### GIVEN TASK
Reproduce the data in its entirety, exactly as supplied.

Begin MATERIAL SUPPLIED

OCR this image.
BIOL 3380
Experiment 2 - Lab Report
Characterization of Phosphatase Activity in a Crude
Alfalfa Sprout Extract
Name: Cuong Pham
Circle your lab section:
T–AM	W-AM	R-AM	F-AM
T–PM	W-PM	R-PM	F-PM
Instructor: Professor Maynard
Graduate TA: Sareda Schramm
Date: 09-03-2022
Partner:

End MATERIAL SUPPLIED

### FINISHED EXERCISE
OCR this image.
BIOL 3380
Experiment 2 - Lab Report
Characterization of Phosphatase Activity in a Crude
Alfalfa Sprout Extract
Name: Cuong Pham
Circle your lab section:
T–AM	W-AM	R-AM	F-AM
T–PM	W-PM	R-PM	F-PM
Instructor: Professor Maynard
Graduate TA: Sareda Schramm
Date: 09-03-2022
Partner:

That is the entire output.